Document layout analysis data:
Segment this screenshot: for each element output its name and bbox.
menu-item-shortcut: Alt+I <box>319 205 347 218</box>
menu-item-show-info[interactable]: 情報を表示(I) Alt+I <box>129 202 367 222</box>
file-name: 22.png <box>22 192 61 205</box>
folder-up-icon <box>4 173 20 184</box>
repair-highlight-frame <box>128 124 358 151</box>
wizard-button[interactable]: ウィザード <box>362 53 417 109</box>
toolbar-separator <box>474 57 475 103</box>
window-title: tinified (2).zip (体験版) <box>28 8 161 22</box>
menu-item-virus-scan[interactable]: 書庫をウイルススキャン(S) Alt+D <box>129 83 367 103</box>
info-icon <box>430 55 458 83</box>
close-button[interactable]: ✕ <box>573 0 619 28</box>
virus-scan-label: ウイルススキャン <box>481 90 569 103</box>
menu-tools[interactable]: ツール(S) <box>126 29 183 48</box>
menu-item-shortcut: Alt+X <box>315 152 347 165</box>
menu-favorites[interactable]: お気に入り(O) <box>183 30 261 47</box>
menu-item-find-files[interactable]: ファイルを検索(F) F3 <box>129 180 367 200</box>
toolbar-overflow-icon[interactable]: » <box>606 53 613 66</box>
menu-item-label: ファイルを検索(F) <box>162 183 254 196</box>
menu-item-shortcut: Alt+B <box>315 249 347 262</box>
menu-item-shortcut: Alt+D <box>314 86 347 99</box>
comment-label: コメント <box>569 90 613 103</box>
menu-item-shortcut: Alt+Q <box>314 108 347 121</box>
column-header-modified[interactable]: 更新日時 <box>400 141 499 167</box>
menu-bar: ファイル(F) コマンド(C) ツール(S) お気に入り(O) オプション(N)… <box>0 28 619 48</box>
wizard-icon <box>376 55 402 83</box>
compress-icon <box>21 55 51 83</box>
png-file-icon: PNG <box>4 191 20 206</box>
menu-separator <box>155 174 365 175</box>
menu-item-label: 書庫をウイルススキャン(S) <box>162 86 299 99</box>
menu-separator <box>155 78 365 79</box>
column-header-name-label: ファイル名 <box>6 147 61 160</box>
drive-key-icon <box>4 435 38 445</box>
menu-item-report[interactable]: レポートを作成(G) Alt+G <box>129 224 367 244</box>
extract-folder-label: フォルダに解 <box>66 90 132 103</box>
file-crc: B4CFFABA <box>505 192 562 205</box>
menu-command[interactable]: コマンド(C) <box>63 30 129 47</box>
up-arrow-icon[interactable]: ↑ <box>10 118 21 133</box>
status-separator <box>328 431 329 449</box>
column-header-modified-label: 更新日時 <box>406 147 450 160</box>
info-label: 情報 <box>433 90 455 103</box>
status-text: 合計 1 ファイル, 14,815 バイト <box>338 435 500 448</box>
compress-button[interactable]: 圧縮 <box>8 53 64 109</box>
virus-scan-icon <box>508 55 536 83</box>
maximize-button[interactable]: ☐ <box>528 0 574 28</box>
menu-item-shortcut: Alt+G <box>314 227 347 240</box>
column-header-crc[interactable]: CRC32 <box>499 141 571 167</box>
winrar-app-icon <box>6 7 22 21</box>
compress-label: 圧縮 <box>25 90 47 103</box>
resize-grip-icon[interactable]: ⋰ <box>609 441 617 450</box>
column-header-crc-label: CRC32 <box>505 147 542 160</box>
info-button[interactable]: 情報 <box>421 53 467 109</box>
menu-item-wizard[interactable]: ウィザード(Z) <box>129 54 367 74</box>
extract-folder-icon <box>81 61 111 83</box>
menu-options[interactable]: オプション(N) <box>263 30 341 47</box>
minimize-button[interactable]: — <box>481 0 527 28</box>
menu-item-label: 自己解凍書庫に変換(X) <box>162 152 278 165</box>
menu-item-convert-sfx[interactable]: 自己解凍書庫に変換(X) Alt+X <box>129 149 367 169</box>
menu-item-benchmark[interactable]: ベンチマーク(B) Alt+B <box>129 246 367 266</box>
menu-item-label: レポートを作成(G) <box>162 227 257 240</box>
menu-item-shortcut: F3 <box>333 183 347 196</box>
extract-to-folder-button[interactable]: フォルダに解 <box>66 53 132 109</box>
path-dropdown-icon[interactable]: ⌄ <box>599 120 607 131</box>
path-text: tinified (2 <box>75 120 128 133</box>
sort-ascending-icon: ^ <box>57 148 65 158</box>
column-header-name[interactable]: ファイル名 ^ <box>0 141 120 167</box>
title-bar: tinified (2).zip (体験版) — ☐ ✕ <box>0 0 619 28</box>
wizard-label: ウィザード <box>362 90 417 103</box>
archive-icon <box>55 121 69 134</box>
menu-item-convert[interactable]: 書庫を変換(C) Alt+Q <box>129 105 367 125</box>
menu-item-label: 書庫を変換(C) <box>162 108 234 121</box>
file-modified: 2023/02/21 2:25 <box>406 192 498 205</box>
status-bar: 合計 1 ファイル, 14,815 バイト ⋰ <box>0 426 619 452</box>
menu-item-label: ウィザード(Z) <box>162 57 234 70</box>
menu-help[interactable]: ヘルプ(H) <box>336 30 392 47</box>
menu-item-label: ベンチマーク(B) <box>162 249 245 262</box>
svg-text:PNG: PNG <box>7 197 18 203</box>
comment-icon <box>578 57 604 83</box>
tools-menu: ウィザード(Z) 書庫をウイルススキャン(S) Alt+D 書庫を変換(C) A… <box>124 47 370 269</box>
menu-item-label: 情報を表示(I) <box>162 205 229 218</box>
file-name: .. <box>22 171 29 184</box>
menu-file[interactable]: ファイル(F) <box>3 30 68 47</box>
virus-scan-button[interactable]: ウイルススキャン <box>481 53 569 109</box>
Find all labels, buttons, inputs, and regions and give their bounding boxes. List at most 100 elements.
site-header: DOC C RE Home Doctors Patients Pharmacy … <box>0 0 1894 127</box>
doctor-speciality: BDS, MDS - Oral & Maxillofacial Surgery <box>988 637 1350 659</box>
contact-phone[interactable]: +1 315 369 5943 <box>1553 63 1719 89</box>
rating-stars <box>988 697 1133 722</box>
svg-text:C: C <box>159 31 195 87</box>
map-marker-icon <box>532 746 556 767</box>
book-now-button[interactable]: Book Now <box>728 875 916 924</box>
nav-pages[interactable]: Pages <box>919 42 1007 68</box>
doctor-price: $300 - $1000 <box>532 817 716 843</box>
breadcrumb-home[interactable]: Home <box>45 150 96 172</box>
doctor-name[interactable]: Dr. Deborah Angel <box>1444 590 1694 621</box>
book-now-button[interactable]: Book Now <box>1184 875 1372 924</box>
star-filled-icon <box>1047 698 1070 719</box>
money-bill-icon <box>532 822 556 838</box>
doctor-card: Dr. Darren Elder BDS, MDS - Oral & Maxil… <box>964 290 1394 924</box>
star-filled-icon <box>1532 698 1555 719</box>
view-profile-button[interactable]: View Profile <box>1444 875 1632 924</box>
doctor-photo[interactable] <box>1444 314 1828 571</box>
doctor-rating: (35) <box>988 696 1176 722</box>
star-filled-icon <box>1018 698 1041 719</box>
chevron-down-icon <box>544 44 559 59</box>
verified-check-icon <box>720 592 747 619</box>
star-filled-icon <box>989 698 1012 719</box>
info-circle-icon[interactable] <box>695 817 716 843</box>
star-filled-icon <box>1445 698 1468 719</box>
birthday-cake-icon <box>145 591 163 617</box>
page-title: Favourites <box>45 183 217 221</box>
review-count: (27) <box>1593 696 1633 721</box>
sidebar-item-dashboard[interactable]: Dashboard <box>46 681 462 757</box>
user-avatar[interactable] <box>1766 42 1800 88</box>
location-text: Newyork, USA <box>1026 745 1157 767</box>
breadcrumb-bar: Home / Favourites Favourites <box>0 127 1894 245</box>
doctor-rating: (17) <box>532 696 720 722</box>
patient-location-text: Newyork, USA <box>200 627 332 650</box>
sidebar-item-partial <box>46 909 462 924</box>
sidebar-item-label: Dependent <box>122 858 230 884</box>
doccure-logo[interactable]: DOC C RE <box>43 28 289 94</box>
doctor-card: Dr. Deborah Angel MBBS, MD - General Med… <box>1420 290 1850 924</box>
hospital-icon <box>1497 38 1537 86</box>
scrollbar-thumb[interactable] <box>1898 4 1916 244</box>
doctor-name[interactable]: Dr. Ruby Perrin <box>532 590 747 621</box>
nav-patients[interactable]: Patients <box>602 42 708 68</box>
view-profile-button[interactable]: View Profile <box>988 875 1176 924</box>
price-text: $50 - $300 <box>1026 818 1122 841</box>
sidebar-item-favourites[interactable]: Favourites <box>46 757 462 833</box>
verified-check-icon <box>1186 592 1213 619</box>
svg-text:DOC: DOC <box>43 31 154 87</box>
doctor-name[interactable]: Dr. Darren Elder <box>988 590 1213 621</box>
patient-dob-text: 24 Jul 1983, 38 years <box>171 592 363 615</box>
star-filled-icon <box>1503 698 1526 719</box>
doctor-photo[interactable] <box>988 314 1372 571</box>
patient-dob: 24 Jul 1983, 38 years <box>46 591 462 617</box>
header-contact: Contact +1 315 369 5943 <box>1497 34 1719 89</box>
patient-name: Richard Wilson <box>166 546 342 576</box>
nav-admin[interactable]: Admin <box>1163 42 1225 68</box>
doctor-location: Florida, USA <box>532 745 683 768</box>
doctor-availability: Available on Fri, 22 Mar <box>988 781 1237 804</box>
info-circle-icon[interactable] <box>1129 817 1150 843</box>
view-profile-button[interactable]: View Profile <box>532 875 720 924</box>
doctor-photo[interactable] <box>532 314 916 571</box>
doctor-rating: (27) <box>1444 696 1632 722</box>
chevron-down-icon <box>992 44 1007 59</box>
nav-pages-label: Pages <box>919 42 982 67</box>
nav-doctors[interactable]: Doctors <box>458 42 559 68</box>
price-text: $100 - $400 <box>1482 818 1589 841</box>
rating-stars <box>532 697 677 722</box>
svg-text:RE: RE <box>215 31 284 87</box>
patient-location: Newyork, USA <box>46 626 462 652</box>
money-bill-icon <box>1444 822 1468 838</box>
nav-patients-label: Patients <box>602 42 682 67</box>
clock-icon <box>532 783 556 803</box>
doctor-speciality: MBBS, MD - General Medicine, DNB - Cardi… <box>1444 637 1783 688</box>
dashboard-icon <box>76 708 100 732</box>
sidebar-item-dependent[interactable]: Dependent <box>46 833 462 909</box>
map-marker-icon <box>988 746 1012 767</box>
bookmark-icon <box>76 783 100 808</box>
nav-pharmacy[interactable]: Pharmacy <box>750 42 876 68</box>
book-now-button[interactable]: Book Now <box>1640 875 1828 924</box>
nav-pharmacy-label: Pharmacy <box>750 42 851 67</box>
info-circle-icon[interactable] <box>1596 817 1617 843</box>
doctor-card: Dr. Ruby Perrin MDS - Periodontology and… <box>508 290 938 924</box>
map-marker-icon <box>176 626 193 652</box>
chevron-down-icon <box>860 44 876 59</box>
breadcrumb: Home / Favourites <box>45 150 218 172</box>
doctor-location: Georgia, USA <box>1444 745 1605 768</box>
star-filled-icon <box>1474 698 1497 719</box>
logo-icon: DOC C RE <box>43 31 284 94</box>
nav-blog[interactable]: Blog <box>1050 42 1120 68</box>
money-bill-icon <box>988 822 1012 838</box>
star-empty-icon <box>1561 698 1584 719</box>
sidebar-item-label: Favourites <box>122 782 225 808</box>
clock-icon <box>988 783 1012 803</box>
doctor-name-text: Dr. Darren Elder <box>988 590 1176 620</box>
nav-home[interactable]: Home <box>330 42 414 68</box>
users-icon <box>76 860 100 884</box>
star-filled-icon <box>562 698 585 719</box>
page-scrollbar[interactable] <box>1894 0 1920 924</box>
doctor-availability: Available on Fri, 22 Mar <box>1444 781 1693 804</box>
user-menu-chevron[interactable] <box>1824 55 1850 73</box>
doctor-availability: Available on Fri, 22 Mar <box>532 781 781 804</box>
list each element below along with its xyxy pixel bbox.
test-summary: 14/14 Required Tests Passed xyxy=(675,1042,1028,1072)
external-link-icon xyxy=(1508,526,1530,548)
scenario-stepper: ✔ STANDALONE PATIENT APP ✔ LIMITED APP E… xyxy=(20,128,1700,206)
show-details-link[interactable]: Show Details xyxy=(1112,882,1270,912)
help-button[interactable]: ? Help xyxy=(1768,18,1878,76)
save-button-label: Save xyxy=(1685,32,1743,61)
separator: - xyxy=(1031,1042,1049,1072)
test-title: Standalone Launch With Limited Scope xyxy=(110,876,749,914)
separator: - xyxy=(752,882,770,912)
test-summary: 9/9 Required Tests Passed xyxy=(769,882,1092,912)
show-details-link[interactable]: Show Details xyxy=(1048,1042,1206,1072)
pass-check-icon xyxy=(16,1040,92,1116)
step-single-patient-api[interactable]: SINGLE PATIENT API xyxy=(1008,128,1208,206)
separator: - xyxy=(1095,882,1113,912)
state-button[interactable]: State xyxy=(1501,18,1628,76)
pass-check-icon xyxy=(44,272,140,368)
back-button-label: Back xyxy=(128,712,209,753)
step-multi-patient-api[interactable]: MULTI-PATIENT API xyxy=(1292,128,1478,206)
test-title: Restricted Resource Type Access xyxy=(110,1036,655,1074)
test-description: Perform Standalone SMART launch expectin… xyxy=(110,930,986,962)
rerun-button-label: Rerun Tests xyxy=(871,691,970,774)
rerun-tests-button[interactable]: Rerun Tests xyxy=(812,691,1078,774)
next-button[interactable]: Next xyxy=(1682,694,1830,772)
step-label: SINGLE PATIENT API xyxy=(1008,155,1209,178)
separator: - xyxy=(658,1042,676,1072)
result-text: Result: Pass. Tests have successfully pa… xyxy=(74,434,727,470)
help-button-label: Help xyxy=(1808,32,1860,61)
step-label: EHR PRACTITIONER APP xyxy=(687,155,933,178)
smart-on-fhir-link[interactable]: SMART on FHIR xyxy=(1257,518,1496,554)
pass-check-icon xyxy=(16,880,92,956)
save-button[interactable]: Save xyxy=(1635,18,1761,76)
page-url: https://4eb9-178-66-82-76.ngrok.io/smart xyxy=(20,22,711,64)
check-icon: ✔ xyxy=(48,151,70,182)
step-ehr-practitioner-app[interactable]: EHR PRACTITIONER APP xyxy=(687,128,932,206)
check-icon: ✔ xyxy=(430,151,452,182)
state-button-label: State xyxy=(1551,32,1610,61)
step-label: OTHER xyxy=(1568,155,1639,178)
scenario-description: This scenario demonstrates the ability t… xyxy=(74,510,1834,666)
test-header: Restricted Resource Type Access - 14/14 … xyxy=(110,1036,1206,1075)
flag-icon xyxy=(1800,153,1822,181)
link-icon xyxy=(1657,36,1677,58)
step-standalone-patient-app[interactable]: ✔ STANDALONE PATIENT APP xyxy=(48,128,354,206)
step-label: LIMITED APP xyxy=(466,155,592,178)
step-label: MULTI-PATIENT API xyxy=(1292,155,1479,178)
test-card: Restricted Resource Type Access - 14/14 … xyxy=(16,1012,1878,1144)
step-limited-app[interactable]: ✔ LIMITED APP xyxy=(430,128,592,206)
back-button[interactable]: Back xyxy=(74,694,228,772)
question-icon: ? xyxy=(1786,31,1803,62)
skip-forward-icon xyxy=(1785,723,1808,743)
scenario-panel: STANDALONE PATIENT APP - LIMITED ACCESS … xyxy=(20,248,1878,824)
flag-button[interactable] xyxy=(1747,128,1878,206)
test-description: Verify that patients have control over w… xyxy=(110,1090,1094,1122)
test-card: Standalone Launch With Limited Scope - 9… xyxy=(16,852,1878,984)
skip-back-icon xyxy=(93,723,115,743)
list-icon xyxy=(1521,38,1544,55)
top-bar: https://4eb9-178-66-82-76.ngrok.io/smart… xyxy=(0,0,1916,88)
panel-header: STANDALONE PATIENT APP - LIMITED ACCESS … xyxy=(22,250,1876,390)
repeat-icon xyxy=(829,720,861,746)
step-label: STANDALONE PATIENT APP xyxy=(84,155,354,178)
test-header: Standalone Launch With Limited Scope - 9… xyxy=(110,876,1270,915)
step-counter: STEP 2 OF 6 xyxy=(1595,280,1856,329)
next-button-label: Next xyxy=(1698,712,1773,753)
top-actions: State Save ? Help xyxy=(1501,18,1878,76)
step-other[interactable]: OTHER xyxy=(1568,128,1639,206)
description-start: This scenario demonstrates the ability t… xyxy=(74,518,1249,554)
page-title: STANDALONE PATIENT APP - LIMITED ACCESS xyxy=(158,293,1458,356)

Action item: Please give the number of lines in the data above where the word "location" appears, and nothing besides.

Written reply: 5